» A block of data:
"""
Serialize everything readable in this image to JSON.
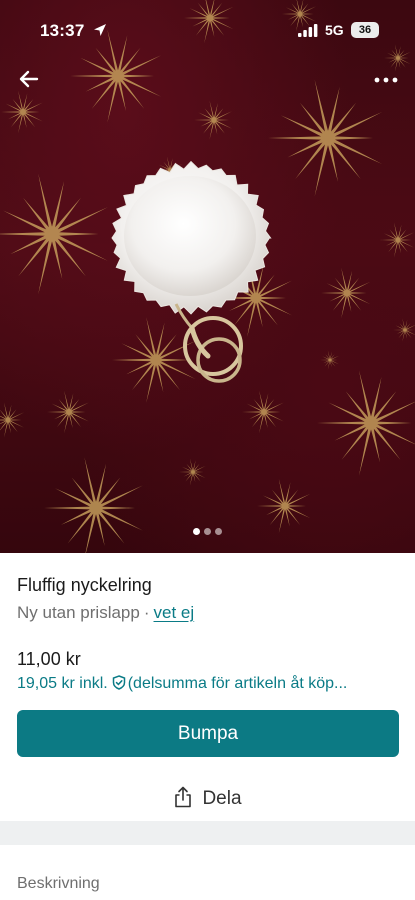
{
  "status_bar": {
    "time": "13:37",
    "network": "5G",
    "battery": "36",
    "icons": [
      "location-arrow-icon",
      "signal-bars-icon",
      "battery-icon"
    ]
  },
  "toolbar": {
    "icons": [
      "back-arrow-icon",
      "more-options-icon"
    ]
  },
  "photo": {
    "subject": "white fluffy keyring on a dark red cloth with gold stars",
    "pager": {
      "count": 3,
      "active": 0
    }
  },
  "item": {
    "title": "Fluffig nyckelring",
    "condition": "Ny utan prislapp",
    "separator": "·",
    "brand": "vet ej",
    "price": "11,00 kr",
    "price_incl": "19,05 kr inkl.",
    "price_incl_note": "(delsumma för artikeln åt köp...",
    "price_incl_icon": "shield-check-icon"
  },
  "actions": {
    "bump_label": "Bumpa",
    "share_label": "Dela",
    "share_icon": "share-icon"
  },
  "description": {
    "heading": "Beskrivning"
  },
  "colors": {
    "accent": "#0c7a84",
    "link": "#0a7b86",
    "background_photo": "#4d0b15",
    "star_gold": "#c8a15d"
  }
}
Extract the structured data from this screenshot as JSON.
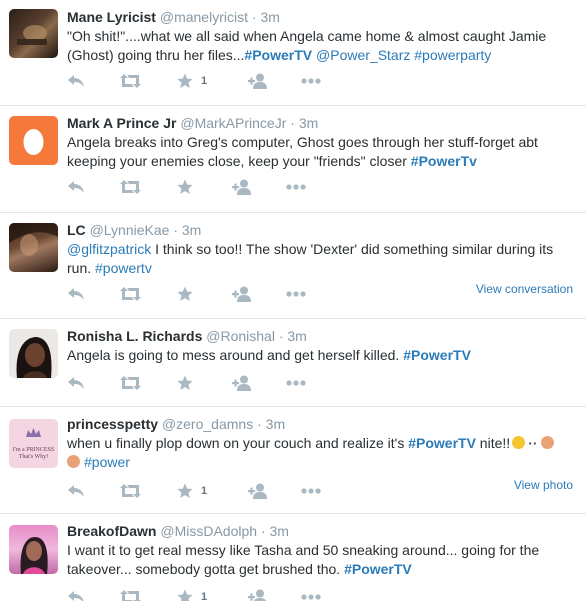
{
  "tweets": [
    {
      "name": "Mane Lyricist",
      "handle": "@manelyricist",
      "sep": "·",
      "time": "3m",
      "text_a": "\"Oh shit!\"....what we all said when Angela came home & almost caught Jamie (Ghost) going thru her files...",
      "tag_a": "#PowerTV",
      "link_a": "@Power_Starz",
      "tag_b": "#powerparty",
      "fav_count": "1"
    },
    {
      "name": "Mark A Prince Jr",
      "handle": "@MarkAPrinceJr",
      "sep": "·",
      "time": "3m",
      "text_a": "Angela breaks into Greg's computer, Ghost goes through her stuff-forget abt keeping your enemies close, keep your \"friends\" closer ",
      "tag_a": "#PowerTv"
    },
    {
      "name": "LC",
      "handle": "@LynnieKae",
      "sep": "·",
      "time": "3m",
      "link_a": "@glfitzpatrick",
      "text_a": " I think so too!! The show 'Dexter' did something similar during its run. ",
      "tag_a": "#powertv",
      "extra": "View conversation"
    },
    {
      "name": "Ronisha L. Richards",
      "handle": "@Ronishal",
      "sep": "·",
      "time": "3m",
      "text_a": "Angela is going to mess around and get herself killed. ",
      "tag_a": "#PowerTV"
    },
    {
      "name": "princesspetty",
      "handle": "@zero_damns",
      "sep": "·",
      "time": "3m",
      "text_a": "when u finally plop down on your couch and realize it's ",
      "tag_a": "#PowerTV",
      "text_b": " nite!!",
      "tag_b": "#power",
      "fav_count": "1",
      "extra": "View photo",
      "avatar_text": [
        "I'm a PRINCESS",
        "That's Why!"
      ]
    },
    {
      "name": "BreakofDawn",
      "handle": "@MissDAdolph",
      "sep": "·",
      "time": "3m",
      "text_a": "I want it to get real messy like Tasha and 50 sneaking around... going for the takeover... somebody gotta get brushed tho.  ",
      "tag_a": "#PowerTV",
      "fav_count": "1"
    }
  ],
  "colors": {
    "link": "#2b7bb9",
    "muted": "#8899a6",
    "icon": "#aab8c2",
    "egg_bg": "#f5793b",
    "divider": "#e1e8ed"
  },
  "icons": [
    "reply-icon",
    "retweet-icon",
    "favorite-star-icon",
    "follow-user-icon",
    "more-dots-icon",
    "egg-avatar-icon",
    "crown-icon"
  ]
}
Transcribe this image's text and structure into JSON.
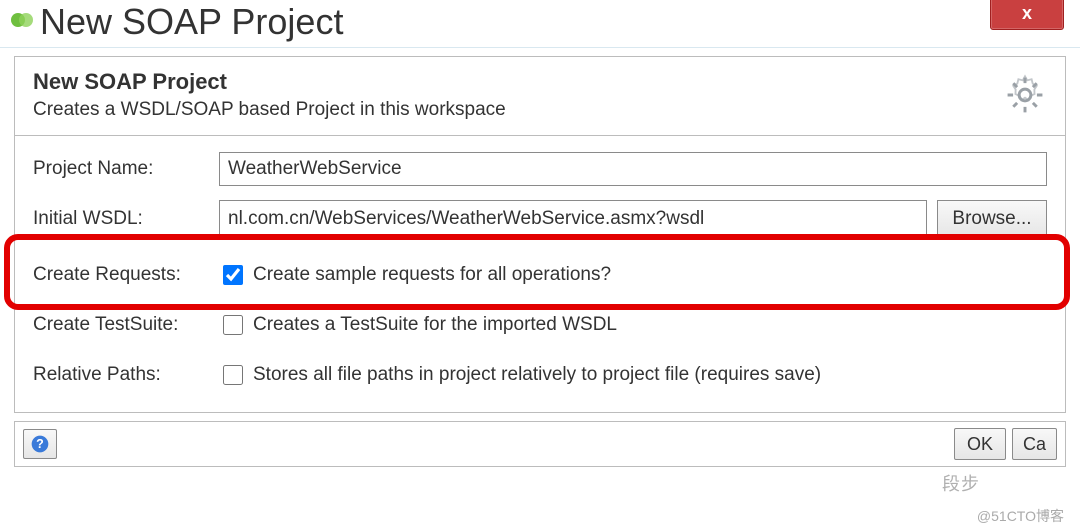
"""
» Work to do: Leave the images out, please, and restate each line word for word.

» Answer:
Serialize everything readable in this image to JSON.
{
  "status_bar": {
    "time": "13:37",
    "network": "5G",
    "battery": "36",
    "icons": [
      "location-arrow-icon",
      "signal-bars-icon",
      "battery-icon"
    ]
  },
  "toolbar": {
    "icons": [
      "back-arrow-icon",
      "more-options-icon"
    ]
  },
  "photo": {
    "subject": "white fluffy keyring on a dark red cloth with gold stars",
    "pager": {
      "count": 3,
      "active": 0
    }
  },
  "item": {
    "title": "Fluffig nyckelring",
    "condition": "Ny utan prislapp",
    "separator": "·",
    "brand": "vet ej",
    "price": "11,00 kr",
    "price_incl": "19,05 kr inkl.",
    "price_incl_note": "(delsumma för artikeln åt köp...",
    "price_incl_icon": "shield-check-icon"
  },
  "actions": {
    "bump_label": "Bumpa",
    "share_label": "Dela",
    "share_icon": "share-icon"
  },
  "description": {
    "heading": "Beskrivning"
  },
  "colors": {
    "accent": "#0c7a84",
    "link": "#0a7b86",
    "background_photo": "#4d0b15",
    "star_gold": "#c8a15d"
  }
}
Extract the structured data from this screenshot as JSON.
{
  "tweets": [
    {
      "name": "Mane Lyricist",
      "handle": "@manelyricist",
      "sep": "·",
      "time": "3m",
      "text_a": "\"Oh shit!\"....what we all said when Angela came home & almost caught Jamie (Ghost) going thru her files...",
      "tag_a": "#PowerTV",
      "link_a": "@Power_Starz",
      "tag_b": "#powerparty",
      "fav_count": "1"
    },
    {
      "name": "Mark A Prince Jr",
      "handle": "@MarkAPrinceJr",
      "sep": "·",
      "time": "3m",
      "text_a": "Angela breaks into Greg's computer, Ghost goes through her stuff-forget abt keeping your enemies close, keep your \"friends\" closer ",
      "tag_a": "#PowerTv"
    },
    {
      "name": "LC",
      "handle": "@LynnieKae",
      "sep": "·",
      "time": "3m",
      "link_a": "@glfitzpatrick",
      "text_a": " I think so too!! The show 'Dexter' did something similar during its run. ",
      "tag_a": "#powertv",
      "extra": "View conversation"
    },
    {
      "name": "Ronisha L. Richards",
      "handle": "@Ronishal",
      "sep": "·",
      "time": "3m",
      "text_a": "Angela is going to mess around and get herself killed. ",
      "tag_a": "#PowerTV"
    },
    {
      "name": "princesspetty",
      "handle": "@zero_damns",
      "sep": "·",
      "time": "3m",
      "text_a": "when u finally plop down on your couch and realize it's ",
      "tag_a": "#PowerTV",
      "text_b": " nite!!",
      "tag_b": "#power",
      "fav_count": "1",
      "extra": "View photo",
      "avatar_text": [
        "I'm a PRINCESS",
        "That's Why!"
      ]
    },
    {
      "name": "BreakofDawn",
      "handle": "@MissDAdolph",
      "sep": "·",
      "time": "3m",
      "text_a": "I want it to get real messy like Tasha and 50 sneaking around... going for the takeover... somebody gotta get brushed tho.  ",
      "tag_a": "#PowerTV",
      "fav_count": "1"
    }
  ],
  "colors": {
    "link": "#2b7bb9",
    "muted": "#8899a6",
    "icon": "#aab8c2",
    "egg_bg": "#f5793b",
    "divider": "#e1e8ed"
  },
  "icons": [
    "reply-icon",
    "retweet-icon",
    "favorite-star-icon",
    "follow-user-icon",
    "more-dots-icon",
    "egg-avatar-icon",
    "crown-icon"
  ]
}
Transcribe this image's text and structure into JSON.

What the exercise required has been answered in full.